## START
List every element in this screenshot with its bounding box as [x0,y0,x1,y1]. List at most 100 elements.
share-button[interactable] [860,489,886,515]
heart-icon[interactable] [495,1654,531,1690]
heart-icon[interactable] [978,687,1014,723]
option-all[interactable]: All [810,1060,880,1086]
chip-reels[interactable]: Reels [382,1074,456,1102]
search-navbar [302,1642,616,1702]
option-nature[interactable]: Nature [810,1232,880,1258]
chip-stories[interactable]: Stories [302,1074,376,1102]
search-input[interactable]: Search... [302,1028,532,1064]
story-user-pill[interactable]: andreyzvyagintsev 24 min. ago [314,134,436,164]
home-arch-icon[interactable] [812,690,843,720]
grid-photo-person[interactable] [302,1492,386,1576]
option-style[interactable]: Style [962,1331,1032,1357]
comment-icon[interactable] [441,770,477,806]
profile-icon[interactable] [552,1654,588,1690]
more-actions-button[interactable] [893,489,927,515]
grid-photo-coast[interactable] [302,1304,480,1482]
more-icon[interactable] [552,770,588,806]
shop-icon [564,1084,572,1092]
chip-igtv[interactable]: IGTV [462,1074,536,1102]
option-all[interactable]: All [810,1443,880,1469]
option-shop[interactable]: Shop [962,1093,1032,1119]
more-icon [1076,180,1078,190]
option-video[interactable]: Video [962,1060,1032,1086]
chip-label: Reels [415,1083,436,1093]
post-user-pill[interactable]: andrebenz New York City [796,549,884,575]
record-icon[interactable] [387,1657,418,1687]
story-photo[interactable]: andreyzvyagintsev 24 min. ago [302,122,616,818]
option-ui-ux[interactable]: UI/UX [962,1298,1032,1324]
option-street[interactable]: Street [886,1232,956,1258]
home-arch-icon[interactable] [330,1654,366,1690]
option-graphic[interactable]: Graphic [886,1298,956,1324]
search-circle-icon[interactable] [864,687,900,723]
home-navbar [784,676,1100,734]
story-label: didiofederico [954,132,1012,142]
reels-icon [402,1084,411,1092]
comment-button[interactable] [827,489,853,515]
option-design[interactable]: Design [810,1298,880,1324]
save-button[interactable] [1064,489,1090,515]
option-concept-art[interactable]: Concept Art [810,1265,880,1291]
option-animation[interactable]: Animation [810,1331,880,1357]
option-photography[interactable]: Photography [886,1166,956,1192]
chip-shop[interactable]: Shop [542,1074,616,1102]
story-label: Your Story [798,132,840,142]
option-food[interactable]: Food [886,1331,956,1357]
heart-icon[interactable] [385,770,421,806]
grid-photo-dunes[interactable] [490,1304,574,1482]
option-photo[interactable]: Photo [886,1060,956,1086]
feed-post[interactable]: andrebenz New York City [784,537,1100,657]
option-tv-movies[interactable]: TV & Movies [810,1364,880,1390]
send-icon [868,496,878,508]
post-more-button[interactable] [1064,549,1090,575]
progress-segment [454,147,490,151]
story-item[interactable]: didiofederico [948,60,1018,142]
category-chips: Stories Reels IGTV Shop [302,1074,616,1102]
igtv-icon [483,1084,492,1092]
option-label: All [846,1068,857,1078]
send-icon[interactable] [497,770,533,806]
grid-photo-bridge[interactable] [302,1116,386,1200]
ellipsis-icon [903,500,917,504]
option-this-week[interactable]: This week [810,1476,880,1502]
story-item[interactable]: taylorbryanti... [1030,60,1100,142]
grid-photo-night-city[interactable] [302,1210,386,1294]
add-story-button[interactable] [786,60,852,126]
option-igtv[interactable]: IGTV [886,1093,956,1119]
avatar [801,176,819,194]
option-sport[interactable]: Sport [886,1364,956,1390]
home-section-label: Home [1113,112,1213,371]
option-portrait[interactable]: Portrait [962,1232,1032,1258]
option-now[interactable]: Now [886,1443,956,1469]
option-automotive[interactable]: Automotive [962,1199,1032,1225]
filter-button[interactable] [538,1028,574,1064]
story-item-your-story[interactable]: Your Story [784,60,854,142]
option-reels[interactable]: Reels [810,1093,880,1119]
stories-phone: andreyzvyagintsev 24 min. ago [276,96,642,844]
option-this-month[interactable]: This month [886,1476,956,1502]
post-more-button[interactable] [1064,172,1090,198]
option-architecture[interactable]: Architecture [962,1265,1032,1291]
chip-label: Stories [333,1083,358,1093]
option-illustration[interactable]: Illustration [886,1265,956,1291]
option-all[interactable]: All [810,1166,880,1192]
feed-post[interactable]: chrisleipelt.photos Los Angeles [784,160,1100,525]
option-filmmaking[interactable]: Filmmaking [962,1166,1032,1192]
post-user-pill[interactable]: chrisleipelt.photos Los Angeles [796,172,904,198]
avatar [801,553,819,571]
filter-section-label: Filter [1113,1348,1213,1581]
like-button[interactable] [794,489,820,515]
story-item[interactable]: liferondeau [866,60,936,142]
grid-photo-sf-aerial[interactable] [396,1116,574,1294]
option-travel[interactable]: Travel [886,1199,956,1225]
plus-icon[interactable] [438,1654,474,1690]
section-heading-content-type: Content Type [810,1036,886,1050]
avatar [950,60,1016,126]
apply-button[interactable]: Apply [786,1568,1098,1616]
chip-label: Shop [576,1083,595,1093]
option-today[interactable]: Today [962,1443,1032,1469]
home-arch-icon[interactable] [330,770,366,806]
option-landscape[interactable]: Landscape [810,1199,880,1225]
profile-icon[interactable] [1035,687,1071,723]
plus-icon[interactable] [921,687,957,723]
## END
| REQUIREMENT |
Present all of the entries above as a numbered list, skipping any blank lines.

| OUTPUT FOR THIS EXERCISE |
1. List every element in this screenshot with its bounding box as [x0,y0,x1,y1]. List at most 100 elements.
2. share-button[interactable] [860,489,886,515]
3. heart-icon[interactable] [495,1654,531,1690]
4. heart-icon[interactable] [978,687,1014,723]
5. option-all[interactable]: All [810,1060,880,1086]
6. chip-reels[interactable]: Reels [382,1074,456,1102]
7. search-navbar [302,1642,616,1702]
8. option-nature[interactable]: Nature [810,1232,880,1258]
9. chip-stories[interactable]: Stories [302,1074,376,1102]
10. search-input[interactable]: Search... [302,1028,532,1064]
11. story-user-pill[interactable]: andreyzvyagintsev 24 min. ago [314,134,436,164]
12. home-arch-icon[interactable] [812,690,843,720]
13. grid-photo-person[interactable] [302,1492,386,1576]
14. option-style[interactable]: Style [962,1331,1032,1357]
15. comment-icon[interactable] [441,770,477,806]
16. profile-icon[interactable] [552,1654,588,1690]
17. more-actions-button[interactable] [893,489,927,515]
18. grid-photo-coast[interactable] [302,1304,480,1482]
19. more-icon[interactable] [552,770,588,806]
20. shop-icon [564,1084,572,1092]
21. chip-igtv[interactable]: IGTV [462,1074,536,1102]
22. option-all[interactable]: All [810,1443,880,1469]
23. option-shop[interactable]: Shop [962,1093,1032,1119]
24. more-icon [1076,180,1078,190]
25. option-video[interactable]: Video [962,1060,1032,1086]
26. chip-label: Reels [415,1083,436,1093]
27. post-user-pill[interactable]: andrebenz New York City [796,549,884,575]
28. record-icon[interactable] [387,1657,418,1687]
29. story-photo[interactable]: andreyzvyagintsev 24 min. ago [302,122,616,818]
30. option-ui-ux[interactable]: UI/UX [962,1298,1032,1324]
31. option-street[interactable]: Street [886,1232,956,1258]
32. home-arch-icon[interactable] [330,1654,366,1690]
33. option-graphic[interactable]: Graphic [886,1298,956,1324]
34. search-circle-icon[interactable] [864,687,900,723]
35. home-navbar [784,676,1100,734]
36. story-label: didiofederico [954,132,1012,142]
37. reels-icon [402,1084,411,1092]
38. comment-button[interactable] [827,489,853,515]
39. option-design[interactable]: Design [810,1298,880,1324]
40. save-button[interactable] [1064,489,1090,515]
41. option-concept-art[interactable]: Concept Art [810,1265,880,1291]
42. option-animation[interactable]: Animation [810,1331,880,1357]
43. option-photography[interactable]: Photography [886,1166,956,1192]
44. chip-shop[interactable]: Shop [542,1074,616,1102]
45. story-label: Your Story [798,132,840,142]
46. option-food[interactable]: Food [886,1331,956,1357]
47. heart-icon[interactable] [385,770,421,806]
48. grid-photo-dunes[interactable] [490,1304,574,1482]
49. option-photo[interactable]: Photo [886,1060,956,1086]
50. feed-post[interactable]: andrebenz New York City [784,537,1100,657]
51. option-tv-movies[interactable]: TV & Movies [810,1364,880,1390]
52. send-icon [868,496,878,508]
53. post-more-button[interactable] [1064,549,1090,575]
54. progress-segment [454,147,490,151]
55. story-item[interactable]: didiofederico [948,60,1018,142]
56. category-chips: Stories Reels IGTV Shop [302,1074,616,1102]
57. igtv-icon [483,1084,492,1092]
58. option-label: All [846,1068,857,1078]
59. send-icon[interactable] [497,770,533,806]
60. grid-photo-bridge[interactable] [302,1116,386,1200]
61. ellipsis-icon [903,500,917,504]
62. option-this-week[interactable]: This week [810,1476,880,1502]
63. story-item[interactable]: taylorbryanti... [1030,60,1100,142]
64. grid-photo-night-city[interactable] [302,1210,386,1294]
65. add-story-button[interactable] [786,60,852,126]
66. option-igtv[interactable]: IGTV [886,1093,956,1119]
67. avatar [801,176,819,194]
68. option-sport[interactable]: Sport [886,1364,956,1390]
69. home-section-label: Home [1113,112,1213,371]
70. option-portrait[interactable]: Portrait [962,1232,1032,1258]
71. option-now[interactable]: Now [886,1443,956,1469]
72. option-automotive[interactable]: Automotive [962,1199,1032,1225]
73. filter-button[interactable] [538,1028,574,1064]
74. story-item-your-story[interactable]: Your Story [784,60,854,142]
75. option-reels[interactable]: Reels [810,1093,880,1119]
76. stories-phone: andreyzvyagintsev 24 min. ago [276,96,642,844]
77. option-this-month[interactable]: This month [886,1476,956,1502]
78. post-more-button[interactable] [1064,172,1090,198]
79. option-architecture[interactable]: Architecture [962,1265,1032,1291]
80. chip-label: Stories [333,1083,358,1093]
81. option-illustration[interactable]: Illustration [886,1265,956,1291]
82. option-all[interactable]: All [810,1166,880,1192]
83. feed-post[interactable]: chrisleipelt.photos Los Angeles [784,160,1100,525]
84. option-filmmaking[interactable]: Filmmaking [962,1166,1032,1192]
85. post-user-pill[interactable]: chrisleipelt.photos Los Angeles [796,172,904,198]
86. avatar [801,553,819,571]
87. filter-section-label: Filter [1113,1348,1213,1581]
88. like-button[interactable] [794,489,820,515]
89. story-item[interactable]: liferondeau [866,60,936,142]
90. grid-photo-sf-aerial[interactable] [396,1116,574,1294]
91. option-travel[interactable]: Travel [886,1199,956,1225]
92. plus-icon[interactable] [438,1654,474,1690]
93. section-heading-content-type: Content Type [810,1036,886,1050]
94. avatar [950,60,1016,126]
95. apply-button[interactable]: Apply [786,1568,1098,1616]
96. chip-label: Shop [576,1083,595,1093]
97. option-today[interactable]: Today [962,1443,1032,1469]
98. home-arch-icon[interactable] [330,770,366,806]
99. option-landscape[interactable]: Landscape [810,1199,880,1225]
100. profile-icon[interactable] [1035,687,1071,723]
101. plus-icon[interactable] [921,687,957,723]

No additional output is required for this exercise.